> **The exercise**
Leave out every picture, and return exactly the lines from the line containing "What data populates" through the end of the records below, both inclusive.

★ ★ ★ ★ ★ ★ ★

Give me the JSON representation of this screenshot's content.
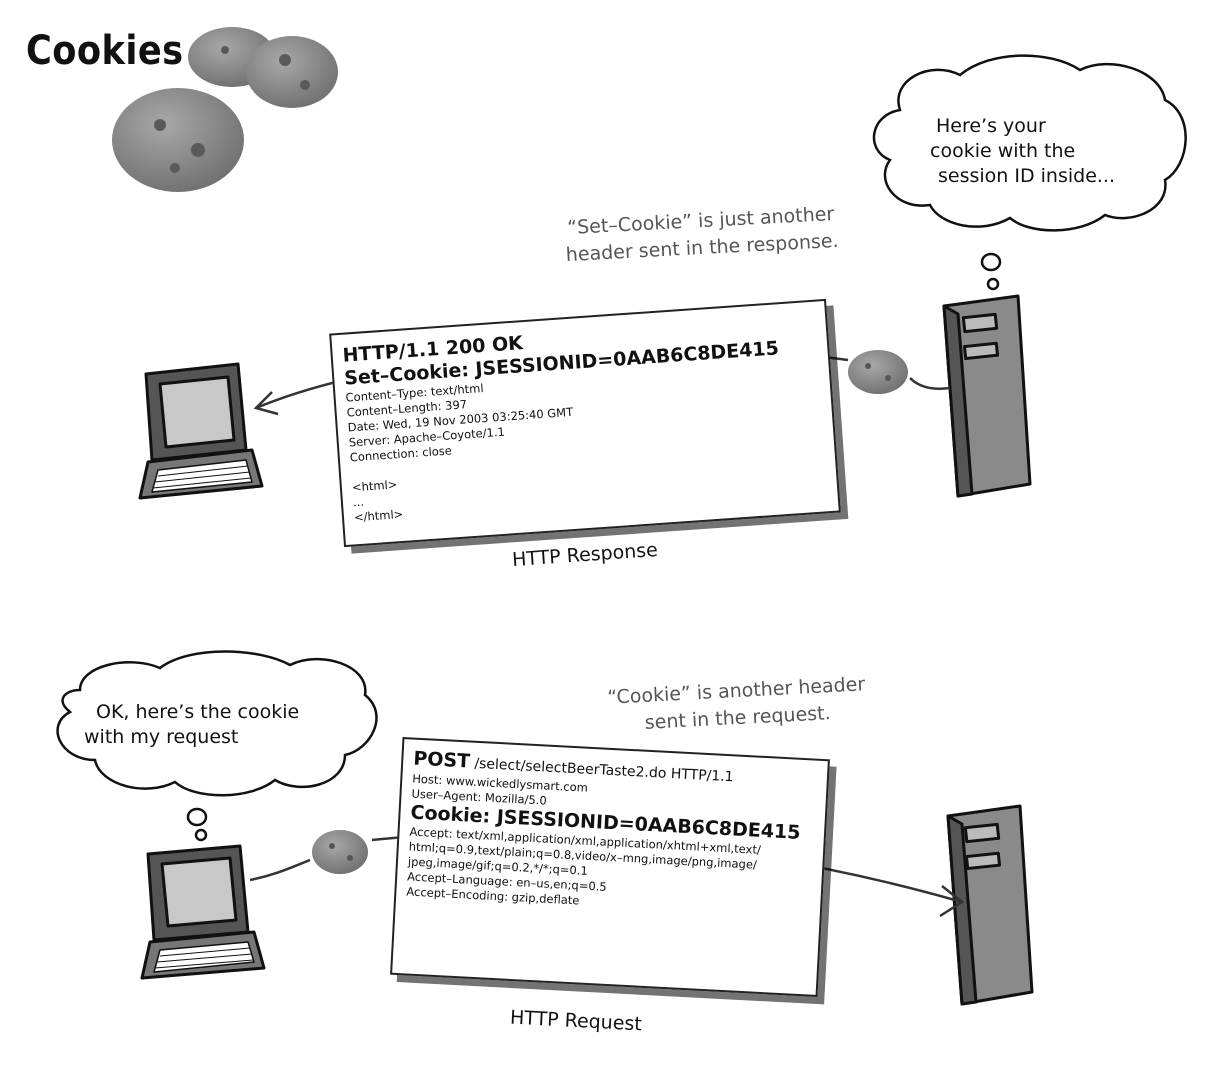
{
  "title": "Cookies",
  "response_section": {
    "note_lines": [
      "“Set–Cookie” is just another",
      "header sent in the response."
    ],
    "server_bubble_lines": [
      "Here’s your",
      "cookie with the",
      "session ID inside..."
    ],
    "card": {
      "status_line": "HTTP/1.1 200 OK",
      "set_cookie_line": "Set–Cookie: JSESSIONID=0AAB6C8DE415",
      "header_lines": [
        "Content–Type: text/html",
        "Content–Length: 397",
        "Date: Wed, 19 Nov 2003 03:25:40 GMT",
        "Server: Apache–Coyote/1.1",
        "Connection: close"
      ],
      "body_lines": [
        "<html>",
        "...",
        " </html>"
      ]
    },
    "caption": "HTTP Response"
  },
  "request_section": {
    "note_lines": [
      "“Cookie” is another header",
      "sent in the request."
    ],
    "client_bubble_lines": [
      "OK, here’s the cookie",
      "with my request"
    ],
    "card": {
      "method": "POST",
      "request_target": " /select/selectBeerTaste2.do  HTTP/1.1",
      "header_lines_before": [
        "Host: www.wickedlysmart.com",
        "User–Agent: Mozilla/5.0"
      ],
      "cookie_line": "Cookie: JSESSIONID=0AAB6C8DE415",
      "header_lines_after": [
        "Accept: text/xml,application/xml,application/xhtml+xml,text/",
        "html;q=0.9,text/plain;q=0.8,video/x–mng,image/png,image/",
        "jpeg,image/gif;q=0.2,*/*;q=0.1",
        "Accept–Language: en–us,en;q=0.5",
        "Accept–Encoding: gzip,deflate"
      ]
    },
    "caption": "HTTP Request"
  },
  "colors": {
    "ink": "#111111",
    "note_gray": "#555555",
    "cookie_gray": "#8c8c8c",
    "server_gray": "#8a8a8a",
    "screen_gray": "#c8c8c8"
  },
  "icons": [
    "cookies-image",
    "laptop-icon",
    "server-icon",
    "cookie-icon",
    "thought-bubble"
  ]
}
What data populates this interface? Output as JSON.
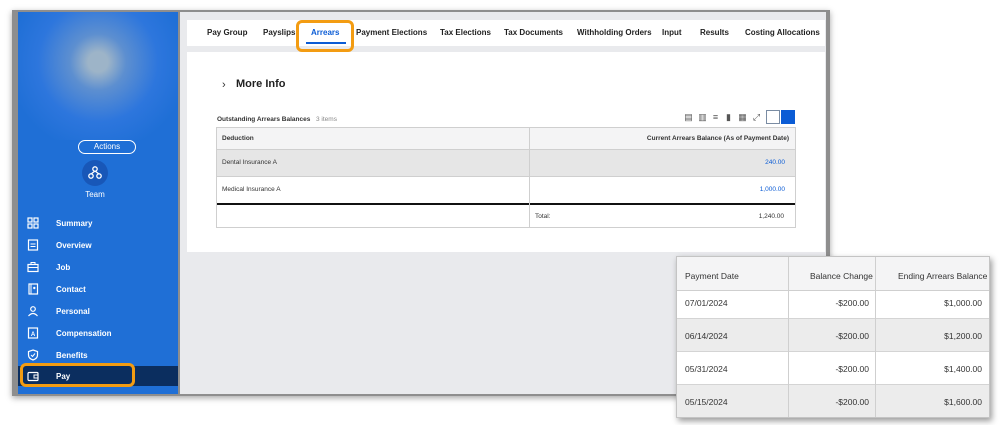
{
  "sidebar": {
    "actions_label": "Actions",
    "team_label": "Team",
    "items": [
      {
        "label": "Summary",
        "icon": "grid-icon"
      },
      {
        "label": "Overview",
        "icon": "doc-icon"
      },
      {
        "label": "Job",
        "icon": "briefcase-icon"
      },
      {
        "label": "Contact",
        "icon": "contact-book-icon"
      },
      {
        "label": "Personal",
        "icon": "person-icon"
      },
      {
        "label": "Compensation",
        "icon": "compensation-icon"
      },
      {
        "label": "Benefits",
        "icon": "shield-icon"
      },
      {
        "label": "Pay",
        "icon": "wallet-icon"
      }
    ]
  },
  "tabs": [
    "Pay Group",
    "Payslips",
    "Arrears",
    "Payment Elections",
    "Tax Elections",
    "Tax Documents",
    "Withholding Orders",
    "Input",
    "Results",
    "Costing Allocations"
  ],
  "more_info": "More Info",
  "grid": {
    "title": "Outstanding Arrears Balances",
    "count": "3 items",
    "columns": [
      "Deduction",
      "Current Arrears Balance (As of Payment Date)"
    ],
    "rows": [
      {
        "deduction": "Dental Insurance A",
        "balance": "240.00"
      },
      {
        "deduction": "Medical Insurance A",
        "balance": "1,000.00"
      }
    ],
    "total_label": "Total:",
    "total_value": "1,240.00"
  },
  "zoom_table": {
    "columns": [
      "Payment Date",
      "Balance Change",
      "Ending Arrears Balance"
    ],
    "rows": [
      {
        "date": "07/01/2024",
        "change": "-$200.00",
        "ending": "$1,000.00"
      },
      {
        "date": "06/14/2024",
        "change": "-$200.00",
        "ending": "$1,200.00"
      },
      {
        "date": "05/31/2024",
        "change": "-$200.00",
        "ending": "$1,400.00"
      },
      {
        "date": "05/15/2024",
        "change": "-$200.00",
        "ending": "$1,600.00"
      }
    ]
  },
  "colors": {
    "sidebar": "#1f6fd6",
    "active_nav": "#0b2e5f",
    "accent": "#0b5cd5",
    "highlight": "#f39c12"
  }
}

★ ★ ★ ★ ★ ★ ★

> **Expected answer**
What data populates this interface? Output as JSON.
{
  "sidebar": {
    "actions_label": "Actions",
    "team_label": "Team",
    "items": [
      {
        "label": "Summary",
        "icon": "grid-icon"
      },
      {
        "label": "Overview",
        "icon": "doc-icon"
      },
      {
        "label": "Job",
        "icon": "briefcase-icon"
      },
      {
        "label": "Contact",
        "icon": "contact-book-icon"
      },
      {
        "label": "Personal",
        "icon": "person-icon"
      },
      {
        "label": "Compensation",
        "icon": "compensation-icon"
      },
      {
        "label": "Benefits",
        "icon": "shield-icon"
      },
      {
        "label": "Pay",
        "icon": "wallet-icon"
      }
    ]
  },
  "tabs": [
    "Pay Group",
    "Payslips",
    "Arrears",
    "Payment Elections",
    "Tax Elections",
    "Tax Documents",
    "Withholding Orders",
    "Input",
    "Results",
    "Costing Allocations"
  ],
  "more_info": "More Info",
  "grid": {
    "title": "Outstanding Arrears Balances",
    "count": "3 items",
    "columns": [
      "Deduction",
      "Current Arrears Balance (As of Payment Date)"
    ],
    "rows": [
      {
        "deduction": "Dental Insurance A",
        "balance": "240.00"
      },
      {
        "deduction": "Medical Insurance A",
        "balance": "1,000.00"
      }
    ],
    "total_label": "Total:",
    "total_value": "1,240.00"
  },
  "zoom_table": {
    "columns": [
      "Payment Date",
      "Balance Change",
      "Ending Arrears Balance"
    ],
    "rows": [
      {
        "date": "07/01/2024",
        "change": "-$200.00",
        "ending": "$1,000.00"
      },
      {
        "date": "06/14/2024",
        "change": "-$200.00",
        "ending": "$1,200.00"
      },
      {
        "date": "05/31/2024",
        "change": "-$200.00",
        "ending": "$1,400.00"
      },
      {
        "date": "05/15/2024",
        "change": "-$200.00",
        "ending": "$1,600.00"
      }
    ]
  },
  "colors": {
    "sidebar": "#1f6fd6",
    "active_nav": "#0b2e5f",
    "accent": "#0b5cd5",
    "highlight": "#f39c12"
  }
}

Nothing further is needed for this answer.